>> start Data in this exercise

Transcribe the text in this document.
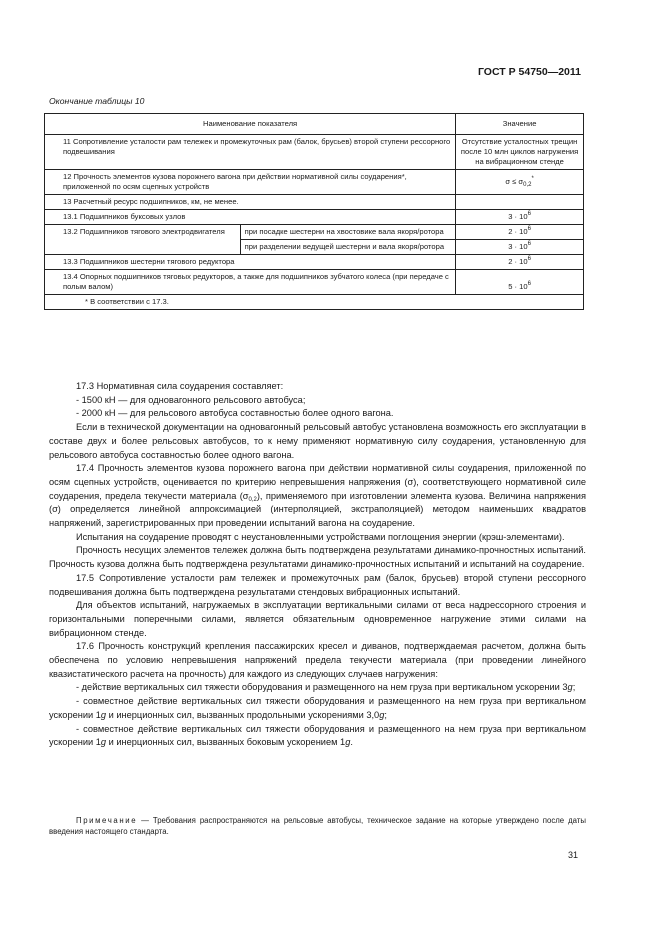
ГОСТ Р 54750—2011
Окончание таблицы 10
Наименование показателя		Значение
11 Сопротивление усталости рам тележек и промежуточных рам (балок, брусьев) второй ступени рессорного подвешивания		Отсутствие усталостных трещин после 10 млн циклов нагружения на вибрационном стенде
12 Прочность элементов кузова порожнего вагона при действии нормативной силы соударения*, приложенной по осям сцепных устройств		$\sigma \le \sigma_{0,2}^*$
13 Расчетный ресурс подшипников, км, не менее.		
13.1 Подшипников буксовых узлов		$3 \cdot 10^6$
13.2 Подшипников тягового электродвигателя	при посадке шестерни на хвостовике вала якоря/ротора	$2 \cdot 10^6$
	при разделении ведущей шестерни и вала якоря/ротора	$3 \cdot 10^6$
13.3 Подшипников шестерни тягового редуктора		$2 \cdot 10^6$
13.4 Опорных подшипников тяговых редукторов, а также для подшипников зубчатого колеса (при передаче с полым валом)		$5 \cdot 10^6$
* В соответствии с 17.3.		

17.3 Нормативная сила соударения составляет:

- 1500 кН — для одновагонного рельсового автобуса;

- 2000 кН — для рельсового автобуса составностью более одного вагона.

Если в технической документации на одновагонный рельсовый автобус установлена возможность его эксплуатации в составе двух и более рельсовых автобусов, то к нему применяют нормативную силу соударения, установленную для рельсового автобуса составностью более одного вагона.

17.4 Прочность элементов кузова порожнего вагона при действии нормативной силы соударения, приложенной по осям сцепных устройств, оценивается по критерию непревышения напряжения (σ), соответствующего нормативной силе соударения, предела текучести материала $(\sigma_{0,2})$, применяемого при изготовлении элемента кузова. Величина напряжения (σ) определяется линейной аппроксимацией (интерполяцией, экстраполяцией) методом наименьших квадратов напряжений, зарегистрированных при проведении испытаний вагона на соударение.

Испытания на соударение проводят с неустановленными устройствами поглощения энергии (крэш-элементами).

Прочность несущих элементов тележек должна быть подтверждена результатами динамико-прочностных испытаний. Прочность кузова должна быть подтверждена результатами динамико-прочностных испытаний и испытаний на соударение.

17.5 Сопротивление усталости рам тележек и промежуточных рам (балок, брусьев) второй ступени рессорного подвешивания должна быть подтверждена результатами стендовых вибрационных испытаний.

Для объектов испытаний, нагружаемых в эксплуатации вертикальными силами от веса надрессорного строения и горизонтальными поперечными силами, является обязательным одновременное нагружение этими силами на вибрационном стенде.

17.6 Прочность конструкций крепления пассажирских кресел и диванов, подтверждаемая расчетом, должна быть обеспечена по условию непревышения напряжений предела текучести материала (при проведении линейного квазистатического расчета на прочность) для каждого из следующих случаев нагружения:

- действие вертикальных сил тяжести оборудования и размещенного на нем груза при вертикальном ускорении 3g;

- совместное действие вертикальных сил тяжести оборудования и размещенного на нем груза при вертикальном ускорении 1g и инерционных сил, вызванных продольными ускорениями 3,0g;

- совместное действие вертикальных сил тяжести оборудования и размещенного на нем груза при вертикальном ускорении 1g и инерционных сил, вызванных боковым ускорением 1g.

Примечание — Требования распространяются на рельсовые автобусы, техническое задание на которые утверждено после даты введения настоящего стандарта.
31
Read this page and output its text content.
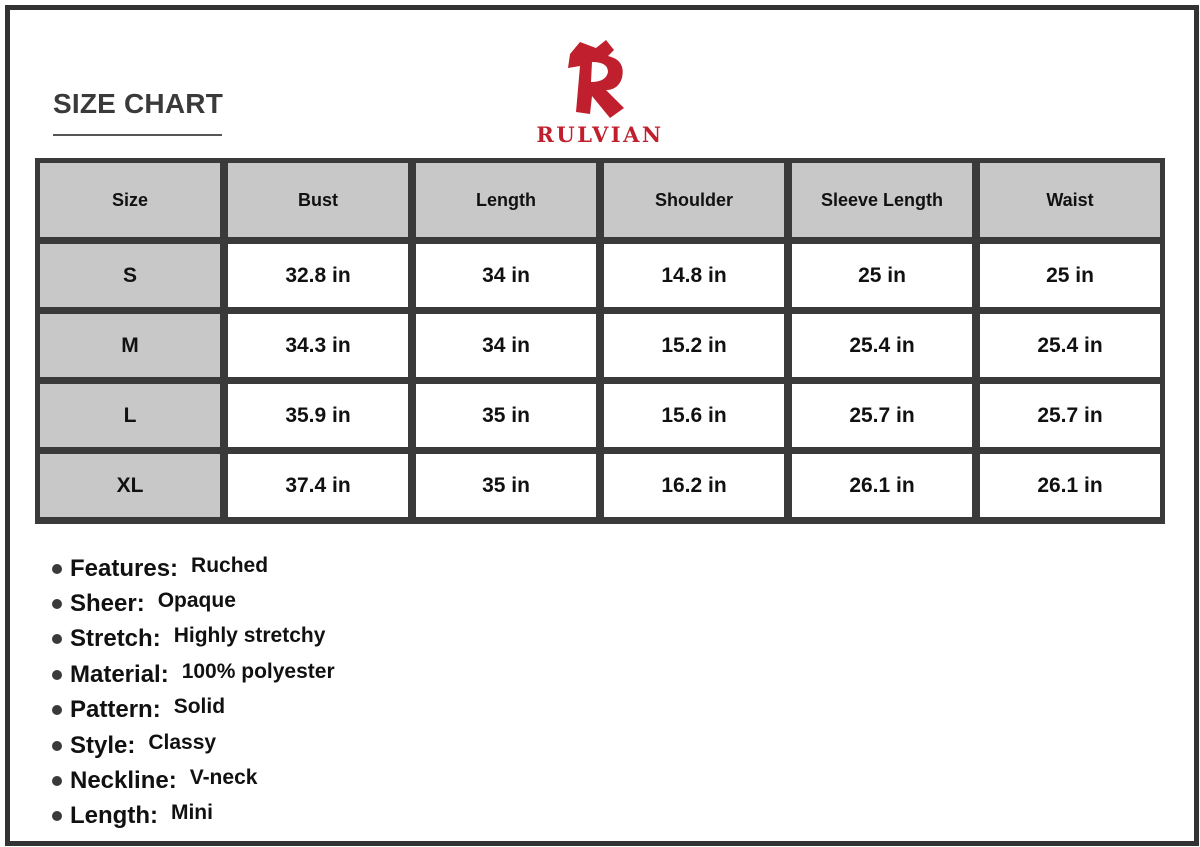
SIZE CHART
RULVIAN
Size	Bust	Length	Shoulder	Sleeve Length	Waist
S	32.8 in	34 in	14.8 in	25 in	25 in
M	34.3 in	34 in	15.2 in	25.4 in	25.4 in
L	35.9 in	35 in	15.6 in	25.7 in	25.7 in
XL	37.4 in	35 in	16.2 in	26.1 in	26.1 in
Features: Ruched
Sheer: Opaque
Stretch: Highly stretchy
Material: 100% polyester
Pattern: Solid
Style: Classy
Neckline: V-neck
Length: Mini
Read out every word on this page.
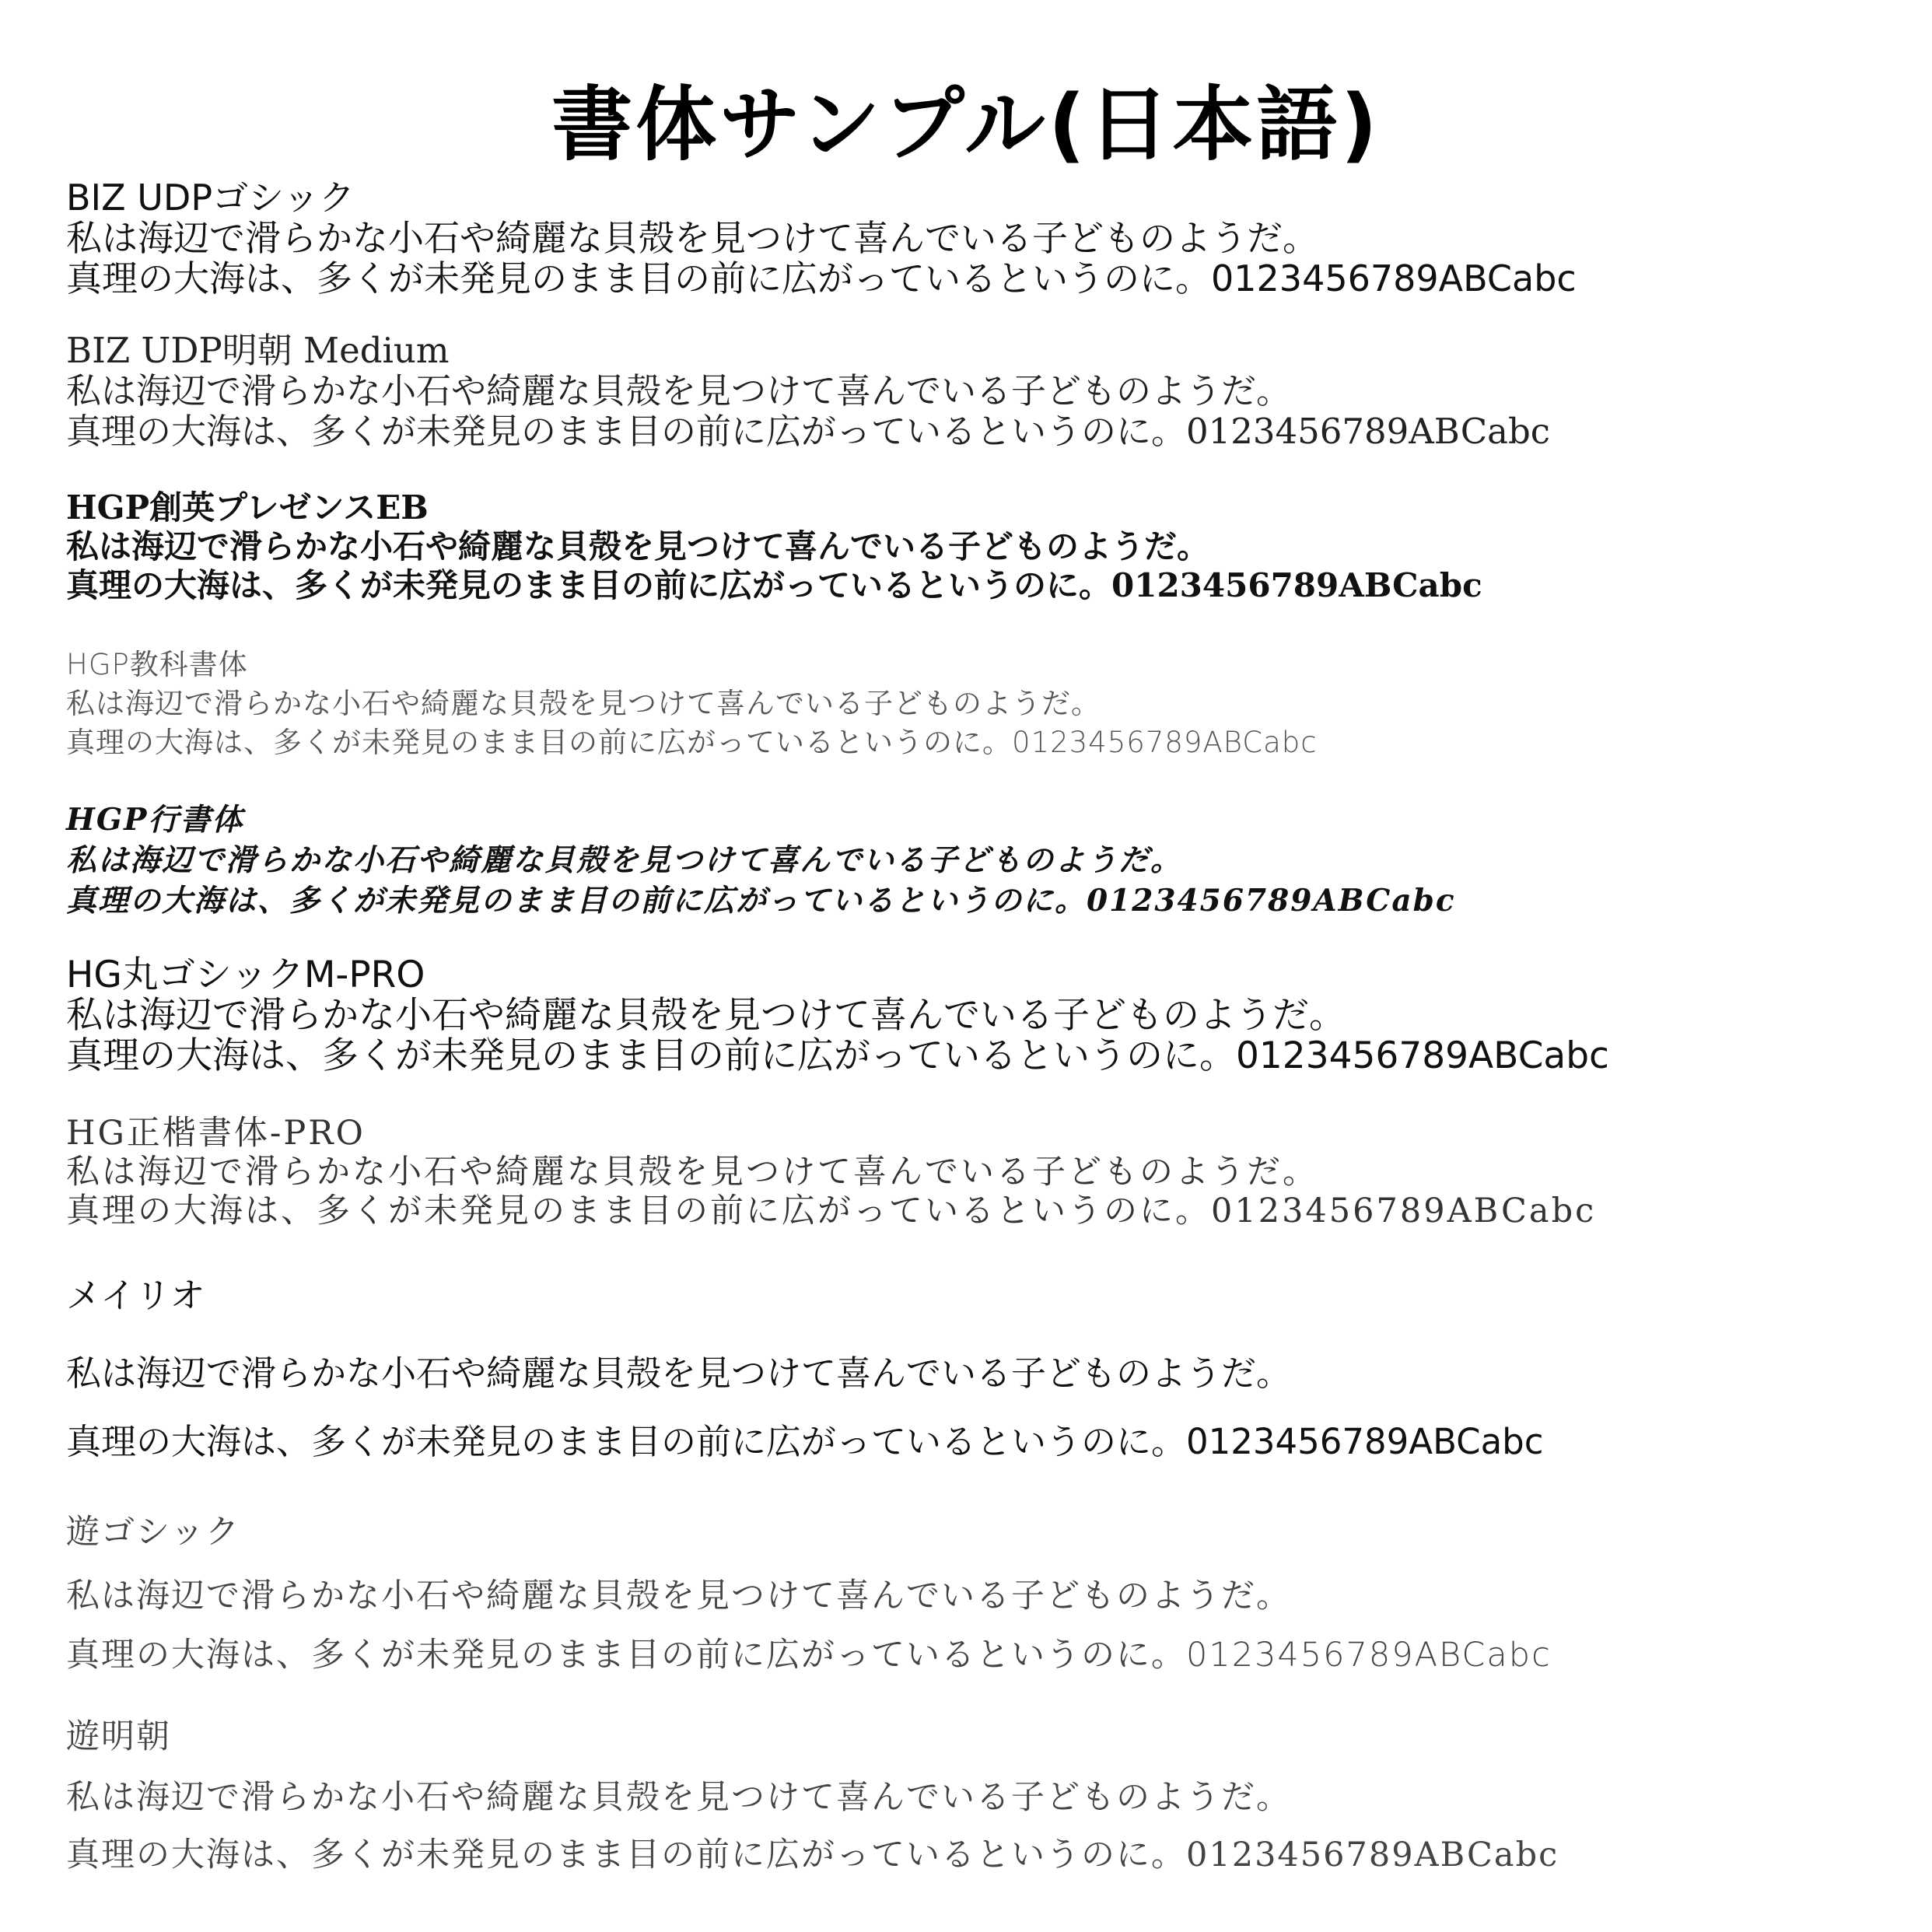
書体サンプル(日本語)
BIZ UDPゴシック
私は海辺で滑らかな小石や綺麗な貝殻を見つけて喜んでいる子どものようだ。
真理の大海は、多くが未発見のまま目の前に広がっているというのに。0123456789ABCabc
BIZ UDP明朝 Medium
私は海辺で滑らかな小石や綺麗な貝殻を見つけて喜んでいる子どものようだ。
真理の大海は、多くが未発見のまま目の前に広がっているというのに。0123456789ABCabc
HGP創英プレゼンスEB
私は海辺で滑らかな小石や綺麗な貝殻を見つけて喜んでいる子どものようだ。
真理の大海は、多くが未発見のまま目の前に広がっているというのに。0123456789ABCabc
HGP教科書体
私は海辺で滑らかな小石や綺麗な貝殻を見つけて喜んでいる子どものようだ。
真理の大海は、多くが未発見のまま目の前に広がっているというのに。0123456789ABCabc
HGP行書体
私は海辺で滑らかな小石や綺麗な貝殻を見つけて喜んでいる子どものようだ。
真理の大海は、多くが未発見のまま目の前に広がっているというのに。0123456789ABCabc
HG丸ゴシックM-PRO
私は海辺で滑らかな小石や綺麗な貝殻を見つけて喜んでいる子どものようだ。
真理の大海は、多くが未発見のまま目の前に広がっているというのに。0123456789ABCabc
HG正楷書体-PRO
私は海辺で滑らかな小石や綺麗な貝殻を見つけて喜んでいる子どものようだ。
真理の大海は、多くが未発見のまま目の前に広がっているというのに。0123456789ABCabc
メイリオ
私は海辺で滑らかな小石や綺麗な貝殻を見つけて喜んでいる子どものようだ。
真理の大海は、多くが未発見のまま目の前に広がっているというのに。0123456789ABCabc
遊ゴシック
私は海辺で滑らかな小石や綺麗な貝殻を見つけて喜んでいる子どものようだ。
真理の大海は、多くが未発見のまま目の前に広がっているというのに。0123456789ABCabc
遊明朝
私は海辺で滑らかな小石や綺麗な貝殻を見つけて喜んでいる子どものようだ。
真理の大海は、多くが未発見のまま目の前に広がっているというのに。0123456789ABCabc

>> end Data in this exercise

## Stated problem
Return all lines containing the word "осям".

## Correct result
12 Прочность элементов кузова порожнего вагона при действии нормативной силы соударения*, приложенной по осям сцепных устройств		$\sigma \le \sigma_{0,2}^*$
17.4 Прочность элементов кузова порожнего вагона при действии нормативной силы соударения, приложенной по осям сцепных устройств, оценивается по критерию непревышения напряжения (σ), соответствующего нормативной силе соударения, предела текучести материала $(\sigma_{0,2})$, применяемого при изготовлении элемента кузова. Величина напряжения (σ) определяется линейной аппроксимацией (интерполяцией, экстраполяцией) методом наименьших квадратов напряжений, зарегистрированных при проведении испытаний вагона на соударение.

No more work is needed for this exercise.